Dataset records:
★ ★ ★ ★
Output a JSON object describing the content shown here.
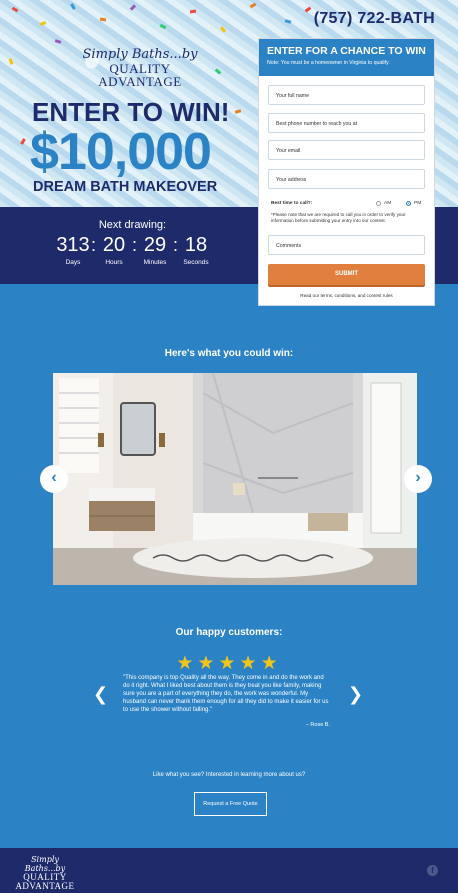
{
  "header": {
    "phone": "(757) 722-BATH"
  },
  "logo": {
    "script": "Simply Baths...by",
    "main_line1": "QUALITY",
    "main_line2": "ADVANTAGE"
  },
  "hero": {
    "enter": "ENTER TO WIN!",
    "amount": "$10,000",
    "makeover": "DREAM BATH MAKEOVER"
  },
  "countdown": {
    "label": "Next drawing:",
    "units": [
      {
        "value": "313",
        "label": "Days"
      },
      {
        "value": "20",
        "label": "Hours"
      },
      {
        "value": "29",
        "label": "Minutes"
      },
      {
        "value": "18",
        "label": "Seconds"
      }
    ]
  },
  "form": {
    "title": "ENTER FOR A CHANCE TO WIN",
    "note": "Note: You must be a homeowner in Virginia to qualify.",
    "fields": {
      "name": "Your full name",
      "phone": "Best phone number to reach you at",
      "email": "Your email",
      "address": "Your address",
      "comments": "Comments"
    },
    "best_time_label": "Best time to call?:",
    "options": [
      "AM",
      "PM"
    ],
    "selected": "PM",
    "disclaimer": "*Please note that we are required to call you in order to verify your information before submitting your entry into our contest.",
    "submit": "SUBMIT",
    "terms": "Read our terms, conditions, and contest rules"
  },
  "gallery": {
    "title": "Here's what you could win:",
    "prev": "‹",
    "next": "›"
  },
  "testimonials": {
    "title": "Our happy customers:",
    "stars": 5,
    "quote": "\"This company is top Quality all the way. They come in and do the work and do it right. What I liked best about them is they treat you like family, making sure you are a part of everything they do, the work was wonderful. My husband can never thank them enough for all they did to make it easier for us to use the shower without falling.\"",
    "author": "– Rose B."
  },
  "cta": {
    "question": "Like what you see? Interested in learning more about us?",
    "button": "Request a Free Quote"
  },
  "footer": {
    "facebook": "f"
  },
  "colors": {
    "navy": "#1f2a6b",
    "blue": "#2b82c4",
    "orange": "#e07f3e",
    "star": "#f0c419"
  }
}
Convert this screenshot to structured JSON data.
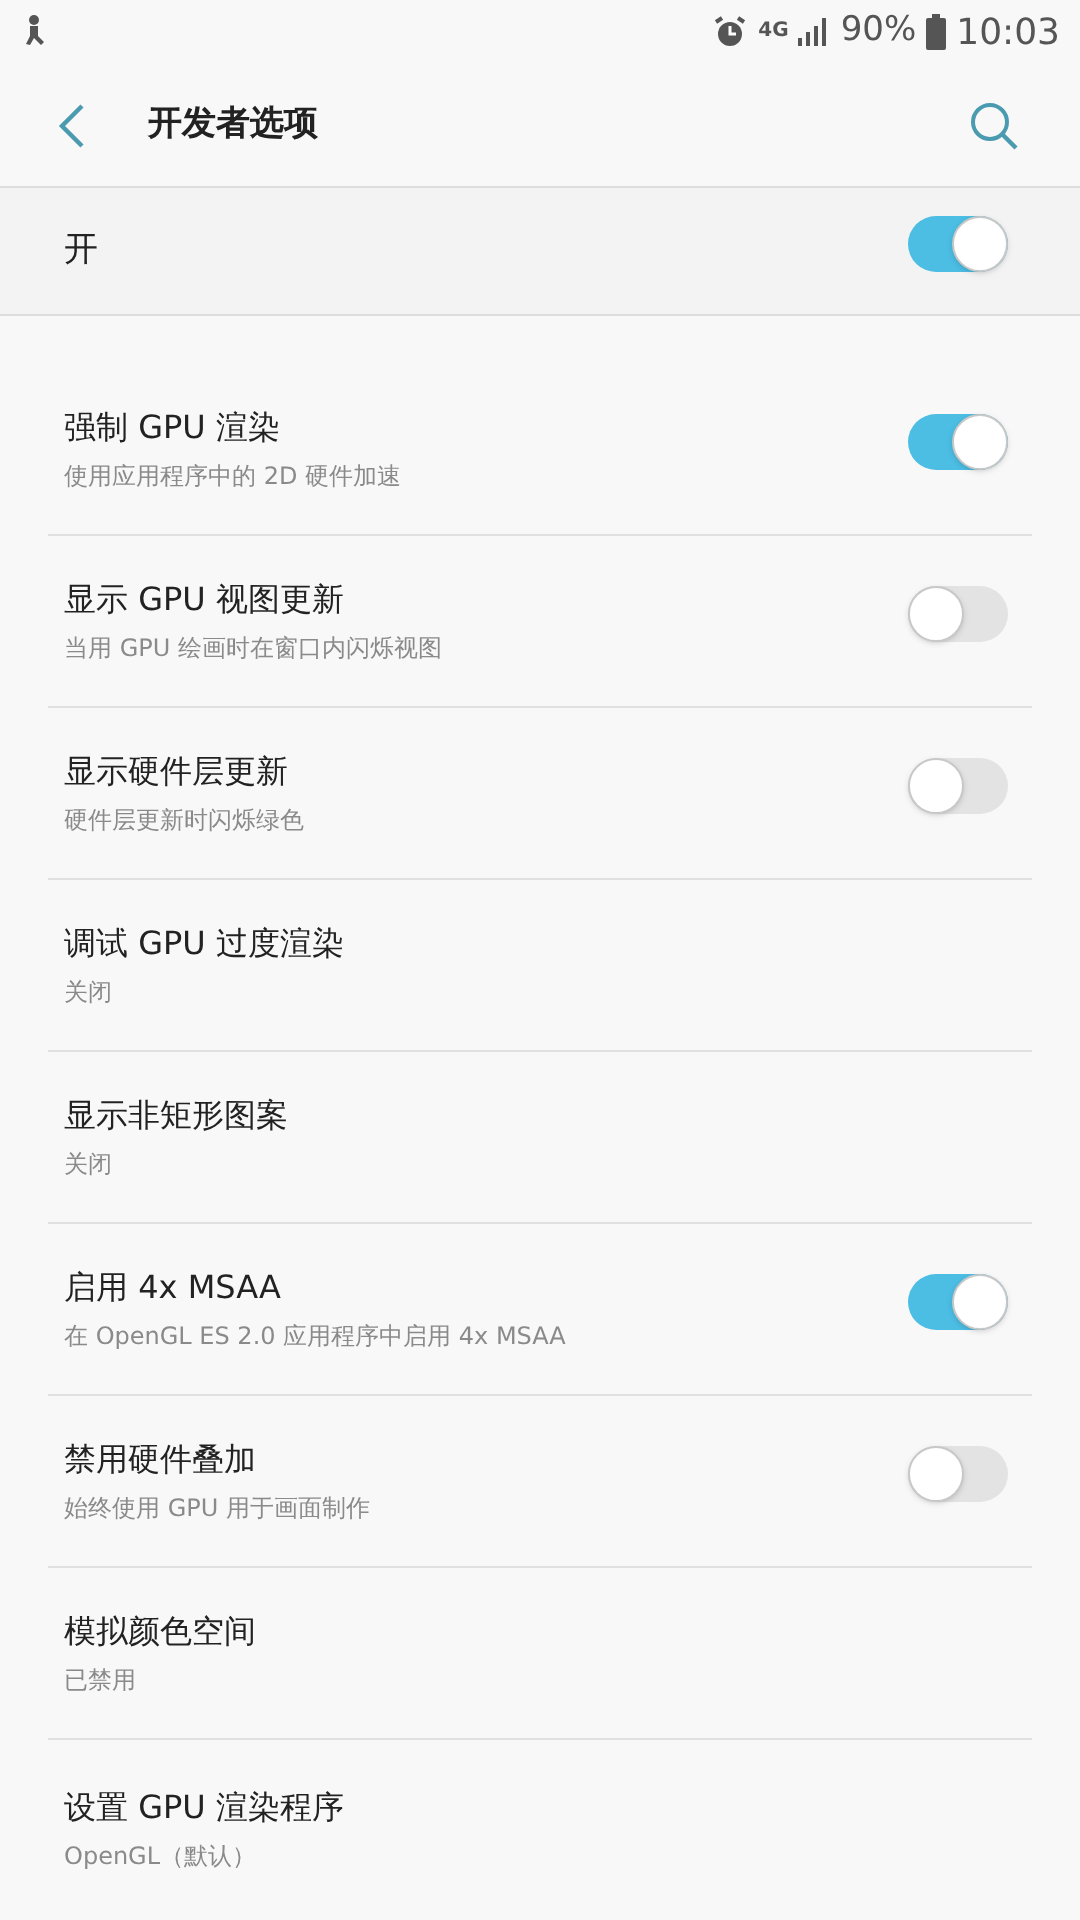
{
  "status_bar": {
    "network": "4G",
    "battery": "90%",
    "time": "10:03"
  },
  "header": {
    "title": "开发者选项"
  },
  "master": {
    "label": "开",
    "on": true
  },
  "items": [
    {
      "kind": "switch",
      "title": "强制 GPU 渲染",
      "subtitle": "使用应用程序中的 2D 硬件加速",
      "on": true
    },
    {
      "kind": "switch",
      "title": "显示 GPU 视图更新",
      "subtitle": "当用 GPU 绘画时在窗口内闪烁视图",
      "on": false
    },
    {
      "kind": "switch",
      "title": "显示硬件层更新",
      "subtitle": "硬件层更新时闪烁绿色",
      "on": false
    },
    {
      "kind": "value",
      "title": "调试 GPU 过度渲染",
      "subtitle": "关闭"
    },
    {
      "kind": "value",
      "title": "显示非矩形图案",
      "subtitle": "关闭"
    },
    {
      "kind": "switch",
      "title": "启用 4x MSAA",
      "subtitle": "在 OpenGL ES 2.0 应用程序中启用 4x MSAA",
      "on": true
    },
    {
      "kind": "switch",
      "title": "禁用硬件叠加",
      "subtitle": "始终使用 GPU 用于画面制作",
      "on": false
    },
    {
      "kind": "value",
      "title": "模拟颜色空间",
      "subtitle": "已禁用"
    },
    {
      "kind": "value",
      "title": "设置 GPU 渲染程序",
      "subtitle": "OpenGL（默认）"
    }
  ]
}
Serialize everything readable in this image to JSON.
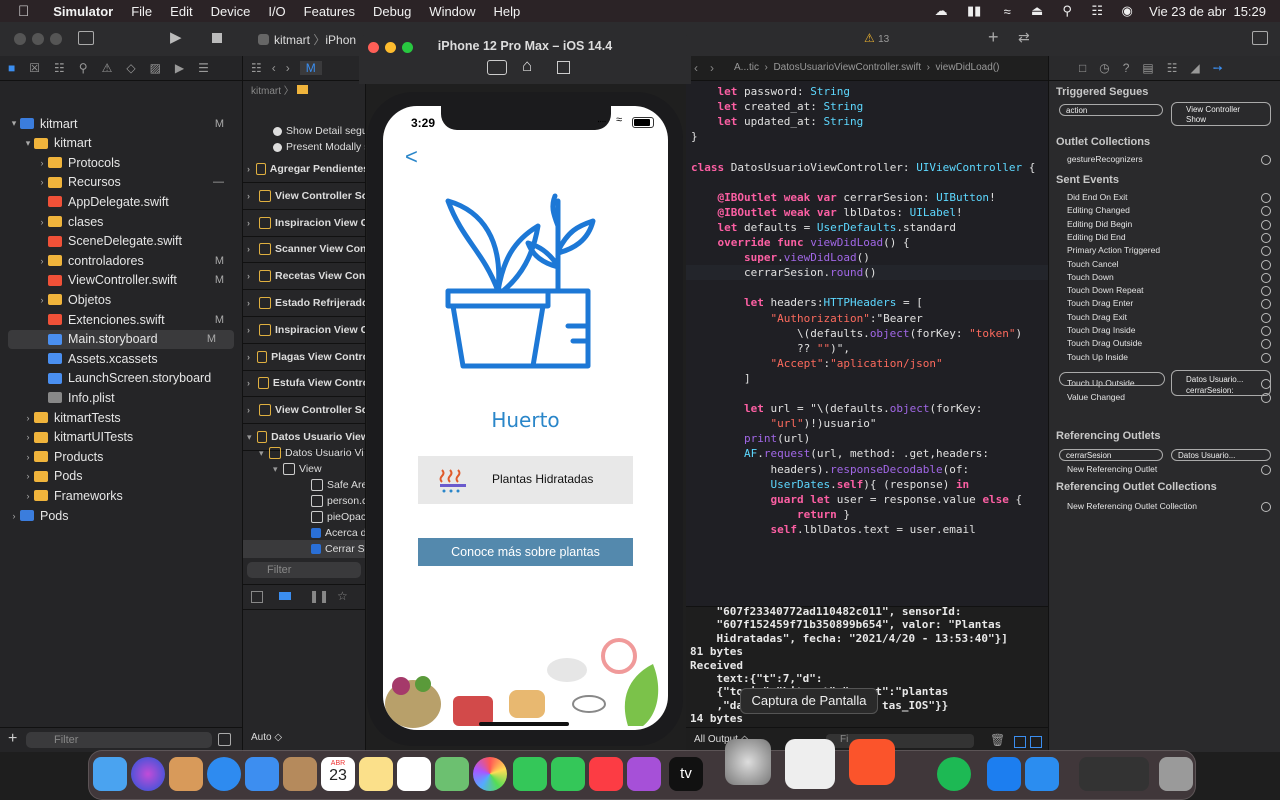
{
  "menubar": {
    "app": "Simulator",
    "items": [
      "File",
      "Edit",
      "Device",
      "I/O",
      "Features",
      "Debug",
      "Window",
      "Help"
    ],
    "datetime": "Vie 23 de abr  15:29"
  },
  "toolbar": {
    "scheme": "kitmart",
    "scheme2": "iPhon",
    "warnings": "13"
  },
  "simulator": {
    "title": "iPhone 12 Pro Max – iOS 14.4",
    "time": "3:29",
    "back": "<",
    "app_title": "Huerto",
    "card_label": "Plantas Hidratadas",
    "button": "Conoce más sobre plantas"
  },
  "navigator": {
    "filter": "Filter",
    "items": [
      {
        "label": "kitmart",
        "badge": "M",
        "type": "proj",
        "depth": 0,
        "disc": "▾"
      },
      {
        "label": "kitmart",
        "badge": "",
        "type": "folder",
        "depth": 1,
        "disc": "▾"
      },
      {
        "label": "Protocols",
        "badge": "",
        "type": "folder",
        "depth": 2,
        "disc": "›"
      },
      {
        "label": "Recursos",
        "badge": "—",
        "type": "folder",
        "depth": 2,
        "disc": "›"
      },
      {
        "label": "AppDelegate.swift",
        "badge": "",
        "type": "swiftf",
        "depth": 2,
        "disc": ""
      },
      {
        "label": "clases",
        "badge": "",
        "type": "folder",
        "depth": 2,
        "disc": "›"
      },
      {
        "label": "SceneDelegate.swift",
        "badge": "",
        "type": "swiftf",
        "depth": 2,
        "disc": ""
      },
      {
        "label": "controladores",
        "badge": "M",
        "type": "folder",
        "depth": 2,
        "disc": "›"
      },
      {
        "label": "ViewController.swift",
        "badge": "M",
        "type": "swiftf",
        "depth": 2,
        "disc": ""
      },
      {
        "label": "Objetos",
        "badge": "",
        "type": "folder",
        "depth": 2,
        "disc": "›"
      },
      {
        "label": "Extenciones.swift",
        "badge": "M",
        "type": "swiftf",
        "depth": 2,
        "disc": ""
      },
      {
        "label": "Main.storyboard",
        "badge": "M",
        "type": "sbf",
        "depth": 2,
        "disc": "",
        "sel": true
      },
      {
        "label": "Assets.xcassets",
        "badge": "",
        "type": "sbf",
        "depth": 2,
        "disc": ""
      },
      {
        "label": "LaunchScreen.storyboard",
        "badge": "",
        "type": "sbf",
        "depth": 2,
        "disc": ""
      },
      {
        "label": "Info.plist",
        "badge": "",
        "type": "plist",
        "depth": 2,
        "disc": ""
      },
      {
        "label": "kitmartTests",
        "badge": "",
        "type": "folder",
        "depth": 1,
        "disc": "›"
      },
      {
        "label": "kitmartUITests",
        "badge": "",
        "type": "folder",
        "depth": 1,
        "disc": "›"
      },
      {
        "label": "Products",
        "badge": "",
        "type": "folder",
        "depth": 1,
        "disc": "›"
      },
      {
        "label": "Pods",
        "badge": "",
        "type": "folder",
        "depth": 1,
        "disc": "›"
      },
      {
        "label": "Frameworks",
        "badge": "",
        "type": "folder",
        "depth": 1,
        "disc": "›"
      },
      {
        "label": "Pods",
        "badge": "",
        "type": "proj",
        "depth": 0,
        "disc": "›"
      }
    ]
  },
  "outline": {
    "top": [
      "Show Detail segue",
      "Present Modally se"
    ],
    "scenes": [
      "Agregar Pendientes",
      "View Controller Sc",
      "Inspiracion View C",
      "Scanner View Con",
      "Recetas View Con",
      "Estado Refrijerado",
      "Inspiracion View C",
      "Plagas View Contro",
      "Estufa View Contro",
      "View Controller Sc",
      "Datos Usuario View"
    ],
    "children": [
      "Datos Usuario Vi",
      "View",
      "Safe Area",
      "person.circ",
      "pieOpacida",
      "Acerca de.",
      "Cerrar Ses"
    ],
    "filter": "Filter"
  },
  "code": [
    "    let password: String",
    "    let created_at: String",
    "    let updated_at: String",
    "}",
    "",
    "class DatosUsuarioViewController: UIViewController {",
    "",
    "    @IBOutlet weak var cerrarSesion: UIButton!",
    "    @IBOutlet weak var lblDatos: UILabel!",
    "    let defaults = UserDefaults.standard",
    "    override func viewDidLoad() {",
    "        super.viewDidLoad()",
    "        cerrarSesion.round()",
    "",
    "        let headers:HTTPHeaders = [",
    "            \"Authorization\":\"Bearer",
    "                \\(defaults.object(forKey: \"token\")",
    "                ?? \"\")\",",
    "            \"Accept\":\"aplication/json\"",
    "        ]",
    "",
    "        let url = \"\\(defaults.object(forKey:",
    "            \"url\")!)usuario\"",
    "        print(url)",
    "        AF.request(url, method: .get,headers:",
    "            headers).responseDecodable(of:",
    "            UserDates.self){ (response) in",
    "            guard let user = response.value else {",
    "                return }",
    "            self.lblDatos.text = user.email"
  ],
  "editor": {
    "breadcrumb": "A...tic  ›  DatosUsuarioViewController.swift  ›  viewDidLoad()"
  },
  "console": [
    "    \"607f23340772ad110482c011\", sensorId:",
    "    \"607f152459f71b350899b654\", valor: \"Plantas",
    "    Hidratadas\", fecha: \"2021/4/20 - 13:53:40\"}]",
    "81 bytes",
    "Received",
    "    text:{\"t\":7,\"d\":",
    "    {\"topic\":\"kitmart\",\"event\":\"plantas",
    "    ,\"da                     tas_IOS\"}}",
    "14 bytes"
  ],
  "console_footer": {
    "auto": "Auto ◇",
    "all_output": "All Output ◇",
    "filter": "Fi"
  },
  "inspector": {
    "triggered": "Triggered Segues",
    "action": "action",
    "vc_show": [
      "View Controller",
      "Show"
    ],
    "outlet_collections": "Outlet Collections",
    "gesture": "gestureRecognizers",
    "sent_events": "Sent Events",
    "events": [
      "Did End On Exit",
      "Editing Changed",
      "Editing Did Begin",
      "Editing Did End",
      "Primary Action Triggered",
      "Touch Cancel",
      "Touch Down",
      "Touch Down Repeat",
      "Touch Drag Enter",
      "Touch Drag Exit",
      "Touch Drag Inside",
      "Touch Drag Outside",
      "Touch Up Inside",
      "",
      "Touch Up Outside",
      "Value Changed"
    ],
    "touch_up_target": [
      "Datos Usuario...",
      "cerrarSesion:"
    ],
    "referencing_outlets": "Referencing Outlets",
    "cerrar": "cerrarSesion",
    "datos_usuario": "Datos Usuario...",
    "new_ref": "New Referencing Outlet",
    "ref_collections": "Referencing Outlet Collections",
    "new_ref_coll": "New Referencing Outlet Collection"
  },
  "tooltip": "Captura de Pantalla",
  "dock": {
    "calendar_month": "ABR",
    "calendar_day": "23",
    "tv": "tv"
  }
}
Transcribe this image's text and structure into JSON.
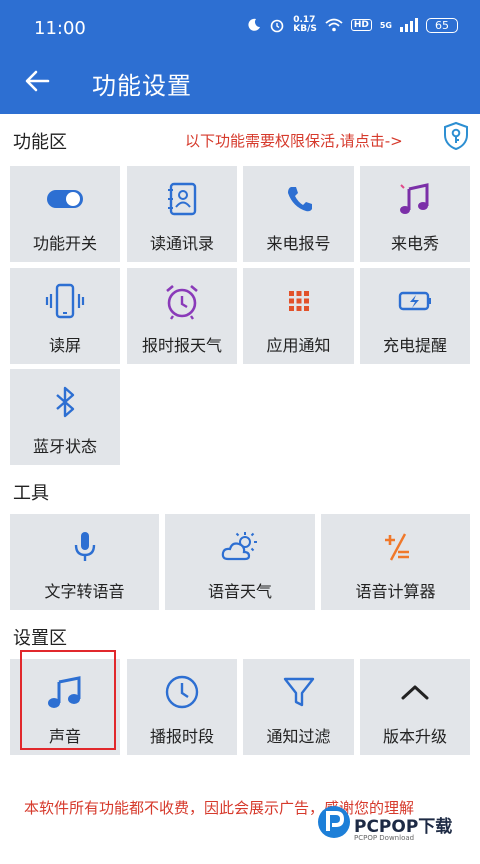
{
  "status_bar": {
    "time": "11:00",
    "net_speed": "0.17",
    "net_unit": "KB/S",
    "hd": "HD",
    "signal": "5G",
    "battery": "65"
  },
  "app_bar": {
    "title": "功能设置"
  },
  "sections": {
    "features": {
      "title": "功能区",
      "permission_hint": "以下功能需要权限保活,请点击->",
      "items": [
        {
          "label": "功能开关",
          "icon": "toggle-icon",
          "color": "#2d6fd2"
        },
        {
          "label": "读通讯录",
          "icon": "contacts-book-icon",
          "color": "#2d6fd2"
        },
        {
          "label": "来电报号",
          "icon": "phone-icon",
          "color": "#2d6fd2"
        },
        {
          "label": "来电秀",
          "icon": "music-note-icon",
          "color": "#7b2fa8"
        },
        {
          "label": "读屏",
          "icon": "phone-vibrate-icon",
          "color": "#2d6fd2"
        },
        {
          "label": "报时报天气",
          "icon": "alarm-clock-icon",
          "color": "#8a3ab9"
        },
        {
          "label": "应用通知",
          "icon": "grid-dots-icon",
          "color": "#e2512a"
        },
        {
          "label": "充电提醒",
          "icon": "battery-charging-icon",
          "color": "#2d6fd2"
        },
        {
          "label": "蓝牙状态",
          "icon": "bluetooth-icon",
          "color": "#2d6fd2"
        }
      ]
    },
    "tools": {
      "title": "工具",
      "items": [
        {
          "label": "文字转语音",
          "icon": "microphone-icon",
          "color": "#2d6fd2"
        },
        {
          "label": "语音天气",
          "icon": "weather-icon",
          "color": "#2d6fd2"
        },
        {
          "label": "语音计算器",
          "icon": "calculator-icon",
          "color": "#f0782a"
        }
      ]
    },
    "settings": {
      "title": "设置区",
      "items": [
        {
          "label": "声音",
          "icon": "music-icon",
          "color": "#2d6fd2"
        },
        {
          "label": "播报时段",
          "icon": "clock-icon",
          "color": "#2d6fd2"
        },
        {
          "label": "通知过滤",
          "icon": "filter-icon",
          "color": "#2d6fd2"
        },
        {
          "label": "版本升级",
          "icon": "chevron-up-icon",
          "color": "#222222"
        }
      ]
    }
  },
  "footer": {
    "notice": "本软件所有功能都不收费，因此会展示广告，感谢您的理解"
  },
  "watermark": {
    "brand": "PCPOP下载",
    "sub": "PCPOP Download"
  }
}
★ ★ ★ ★
• WRITTEN PROBLEM: List every line from the entries above in which "text" appears.

• THE RESULT:
    "            self.lblDatos.text = user.email"
    "    text:{\"t\":7,\"d\":",
Transcribe this image's text and structure into JSON.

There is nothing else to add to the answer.